Goal:
Pick out the lines below that include the string "this".

Exercise data:
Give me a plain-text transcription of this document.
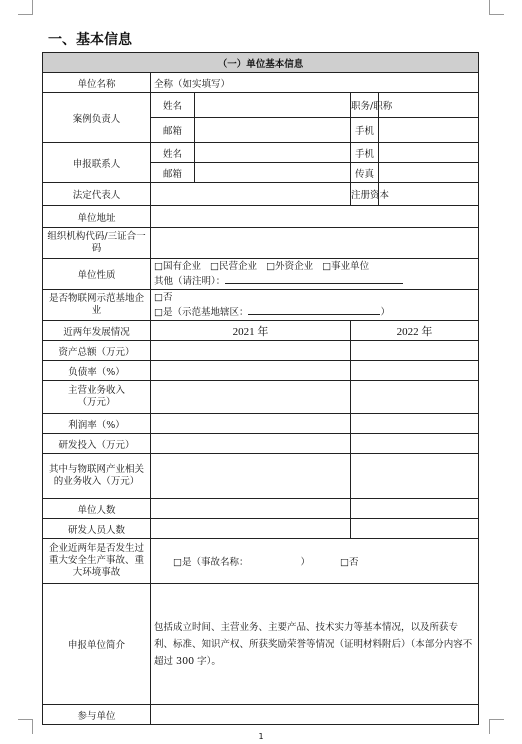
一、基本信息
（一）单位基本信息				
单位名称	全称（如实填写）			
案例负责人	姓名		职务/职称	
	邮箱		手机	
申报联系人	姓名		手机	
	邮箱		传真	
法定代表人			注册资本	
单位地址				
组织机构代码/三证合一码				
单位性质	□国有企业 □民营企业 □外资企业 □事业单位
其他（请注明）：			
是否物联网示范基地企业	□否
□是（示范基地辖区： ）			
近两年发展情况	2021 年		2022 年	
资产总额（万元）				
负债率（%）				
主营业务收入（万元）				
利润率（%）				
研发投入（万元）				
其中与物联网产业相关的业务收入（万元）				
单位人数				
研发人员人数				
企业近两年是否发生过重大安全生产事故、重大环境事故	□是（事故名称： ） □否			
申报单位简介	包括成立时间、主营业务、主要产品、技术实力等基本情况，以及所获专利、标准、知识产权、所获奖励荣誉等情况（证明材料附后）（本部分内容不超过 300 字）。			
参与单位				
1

* * *

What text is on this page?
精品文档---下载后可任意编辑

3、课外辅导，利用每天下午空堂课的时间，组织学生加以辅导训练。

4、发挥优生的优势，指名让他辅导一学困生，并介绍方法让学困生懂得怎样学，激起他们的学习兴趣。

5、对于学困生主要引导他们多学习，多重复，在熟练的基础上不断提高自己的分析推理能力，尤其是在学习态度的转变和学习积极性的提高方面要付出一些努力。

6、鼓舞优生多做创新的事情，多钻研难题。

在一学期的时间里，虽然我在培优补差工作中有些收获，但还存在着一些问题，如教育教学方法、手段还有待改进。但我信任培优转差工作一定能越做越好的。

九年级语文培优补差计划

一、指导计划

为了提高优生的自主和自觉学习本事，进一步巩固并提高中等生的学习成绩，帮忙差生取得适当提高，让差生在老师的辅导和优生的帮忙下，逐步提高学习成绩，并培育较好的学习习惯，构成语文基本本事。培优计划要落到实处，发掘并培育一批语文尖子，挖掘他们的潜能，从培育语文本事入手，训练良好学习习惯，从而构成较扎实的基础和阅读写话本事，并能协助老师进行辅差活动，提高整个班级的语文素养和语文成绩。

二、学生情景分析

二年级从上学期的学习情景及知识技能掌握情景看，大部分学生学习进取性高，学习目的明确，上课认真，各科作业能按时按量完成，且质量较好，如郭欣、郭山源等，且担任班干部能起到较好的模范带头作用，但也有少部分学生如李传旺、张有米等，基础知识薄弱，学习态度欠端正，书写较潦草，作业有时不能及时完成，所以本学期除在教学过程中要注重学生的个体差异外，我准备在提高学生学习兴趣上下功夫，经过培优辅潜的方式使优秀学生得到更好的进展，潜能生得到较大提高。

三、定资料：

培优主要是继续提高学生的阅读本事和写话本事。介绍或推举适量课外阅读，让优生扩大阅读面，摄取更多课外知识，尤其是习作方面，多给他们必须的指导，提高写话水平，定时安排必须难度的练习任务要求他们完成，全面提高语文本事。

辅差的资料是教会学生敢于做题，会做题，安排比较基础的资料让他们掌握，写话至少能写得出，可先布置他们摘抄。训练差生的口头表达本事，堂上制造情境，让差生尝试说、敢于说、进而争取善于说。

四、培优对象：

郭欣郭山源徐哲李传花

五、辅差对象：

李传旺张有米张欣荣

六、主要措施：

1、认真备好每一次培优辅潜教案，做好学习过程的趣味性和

Exercise response:
Give me a plain-text transcription of this document.
What text is on this page?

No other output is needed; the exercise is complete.